Items from a data source:
....
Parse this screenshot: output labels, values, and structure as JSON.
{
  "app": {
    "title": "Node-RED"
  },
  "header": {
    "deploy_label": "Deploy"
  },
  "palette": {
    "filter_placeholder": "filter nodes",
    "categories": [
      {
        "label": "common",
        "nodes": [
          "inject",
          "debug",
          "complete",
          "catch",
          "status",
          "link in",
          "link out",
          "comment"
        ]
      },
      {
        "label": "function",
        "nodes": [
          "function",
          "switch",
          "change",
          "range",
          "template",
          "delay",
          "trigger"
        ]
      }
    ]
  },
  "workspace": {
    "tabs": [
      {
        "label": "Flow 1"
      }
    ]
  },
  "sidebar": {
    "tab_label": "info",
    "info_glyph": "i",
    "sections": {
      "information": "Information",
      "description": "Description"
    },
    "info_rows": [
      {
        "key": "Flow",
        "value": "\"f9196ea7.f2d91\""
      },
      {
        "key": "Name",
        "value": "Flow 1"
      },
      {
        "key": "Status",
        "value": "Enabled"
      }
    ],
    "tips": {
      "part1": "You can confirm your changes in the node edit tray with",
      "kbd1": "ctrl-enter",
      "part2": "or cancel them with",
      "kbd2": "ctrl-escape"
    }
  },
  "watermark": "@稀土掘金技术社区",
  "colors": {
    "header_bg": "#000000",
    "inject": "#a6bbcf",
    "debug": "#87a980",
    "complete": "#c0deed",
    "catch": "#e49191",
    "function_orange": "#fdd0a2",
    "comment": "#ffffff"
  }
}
....
— Short exercise —
Copy each line of the listing that holds the word "with".

— Response to the exercise —
      "part1": "You can confirm your changes in the node edit tray with",
      "part2": "or cancel them with",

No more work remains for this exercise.